_Source data_

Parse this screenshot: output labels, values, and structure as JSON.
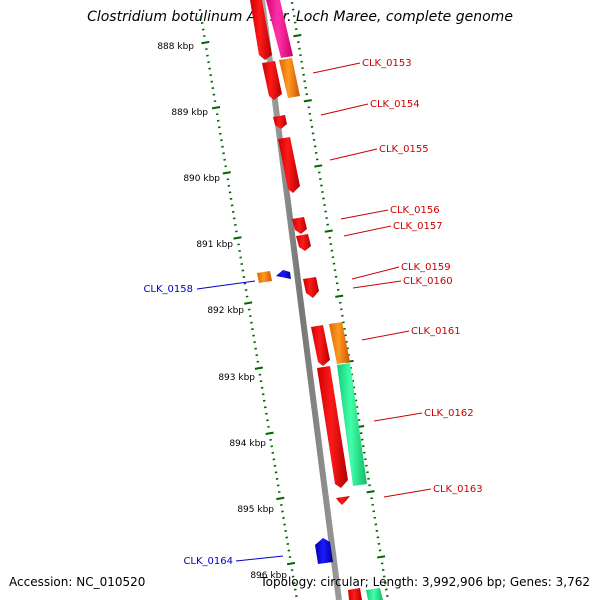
{
  "title": "Clostridium botulinum A3 str. Loch Maree, complete genome",
  "accession": "Accession: NC_010520",
  "summary": "Topology: circular; Length: 3,992,906 bp; Genes: 3,762",
  "kbp_ticks": [
    "888 kbp",
    "889 kbp",
    "890 kbp",
    "891 kbp",
    "892 kbp",
    "893 kbp",
    "894 kbp",
    "895 kbp",
    "896 kbp"
  ],
  "forward_genes": [
    {
      "label": "CLK_0153",
      "color": "#ff0000"
    },
    {
      "label": "CLK_0154",
      "color": "#ff0000"
    },
    {
      "label": "CLK_0155",
      "color": "#ff0000"
    },
    {
      "label": "CLK_0156",
      "color": "#ff0000"
    },
    {
      "label": "CLK_0157",
      "color": "#ff0000"
    },
    {
      "label": "CLK_0159",
      "color": "#ff0000"
    },
    {
      "label": "CLK_0160",
      "color": "#ff0000"
    },
    {
      "label": "CLK_0161",
      "color": "#ff0000"
    },
    {
      "label": "CLK_0162",
      "color": "#ff0000"
    },
    {
      "label": "CLK_0163",
      "color": "#ff0000"
    }
  ],
  "reverse_genes": [
    {
      "label": "CLK_0158",
      "color": "#0000cc"
    },
    {
      "label": "CLK_0164",
      "color": "#0000cc"
    }
  ],
  "colors": {
    "forward_label": "#cc0000",
    "reverse_label": "#0000cc",
    "backbone": "#888888",
    "tick": "#006600",
    "cog_orange": "#ff8800",
    "cog_pink": "#ff2299",
    "cog_green": "#22ee99"
  }
}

_Exercise objective_
The whole listing above, minus its pictures, is what you should write out word for word.

_Written response_
Parse this screenshot: output labels, values, and structure as JSON.
{
  "title": "Clostridium botulinum A3 str. Loch Maree, complete genome",
  "accession": "Accession: NC_010520",
  "summary": "Topology: circular; Length: 3,992,906 bp; Genes: 3,762",
  "kbp_ticks": [
    "888 kbp",
    "889 kbp",
    "890 kbp",
    "891 kbp",
    "892 kbp",
    "893 kbp",
    "894 kbp",
    "895 kbp",
    "896 kbp"
  ],
  "forward_genes": [
    {
      "label": "CLK_0153",
      "color": "#ff0000"
    },
    {
      "label": "CLK_0154",
      "color": "#ff0000"
    },
    {
      "label": "CLK_0155",
      "color": "#ff0000"
    },
    {
      "label": "CLK_0156",
      "color": "#ff0000"
    },
    {
      "label": "CLK_0157",
      "color": "#ff0000"
    },
    {
      "label": "CLK_0159",
      "color": "#ff0000"
    },
    {
      "label": "CLK_0160",
      "color": "#ff0000"
    },
    {
      "label": "CLK_0161",
      "color": "#ff0000"
    },
    {
      "label": "CLK_0162",
      "color": "#ff0000"
    },
    {
      "label": "CLK_0163",
      "color": "#ff0000"
    }
  ],
  "reverse_genes": [
    {
      "label": "CLK_0158",
      "color": "#0000cc"
    },
    {
      "label": "CLK_0164",
      "color": "#0000cc"
    }
  ],
  "colors": {
    "forward_label": "#cc0000",
    "reverse_label": "#0000cc",
    "backbone": "#888888",
    "tick": "#006600",
    "cog_orange": "#ff8800",
    "cog_pink": "#ff2299",
    "cog_green": "#22ee99"
  }
}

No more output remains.